### Challenge
Only lines holding the word "heading" should be copied from the material.

### Dataset excerpts
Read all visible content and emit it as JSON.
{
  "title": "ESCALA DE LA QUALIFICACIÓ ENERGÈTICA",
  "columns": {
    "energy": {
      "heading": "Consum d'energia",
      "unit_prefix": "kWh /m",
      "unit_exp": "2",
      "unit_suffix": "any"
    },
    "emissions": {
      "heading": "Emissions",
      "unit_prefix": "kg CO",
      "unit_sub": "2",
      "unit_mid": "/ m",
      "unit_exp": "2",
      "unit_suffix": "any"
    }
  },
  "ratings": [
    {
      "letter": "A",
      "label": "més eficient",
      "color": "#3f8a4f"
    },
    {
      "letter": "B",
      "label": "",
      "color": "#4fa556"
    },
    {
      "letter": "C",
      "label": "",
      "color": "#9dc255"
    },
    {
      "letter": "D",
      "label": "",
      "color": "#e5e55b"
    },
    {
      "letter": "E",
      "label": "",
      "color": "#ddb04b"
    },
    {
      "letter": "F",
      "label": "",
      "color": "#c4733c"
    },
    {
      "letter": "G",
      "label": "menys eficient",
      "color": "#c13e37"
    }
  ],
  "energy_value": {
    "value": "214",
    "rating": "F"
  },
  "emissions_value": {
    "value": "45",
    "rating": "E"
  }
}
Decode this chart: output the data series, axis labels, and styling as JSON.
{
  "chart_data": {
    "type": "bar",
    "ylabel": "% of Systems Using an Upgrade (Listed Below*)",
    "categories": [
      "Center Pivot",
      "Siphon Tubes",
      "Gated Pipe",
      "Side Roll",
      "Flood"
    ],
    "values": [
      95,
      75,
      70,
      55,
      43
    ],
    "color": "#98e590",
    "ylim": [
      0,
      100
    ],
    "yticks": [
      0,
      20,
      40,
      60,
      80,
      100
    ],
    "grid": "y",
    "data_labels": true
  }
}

### Exercise output
      "heading": "Consum d'energia",
      "heading": "Emissions",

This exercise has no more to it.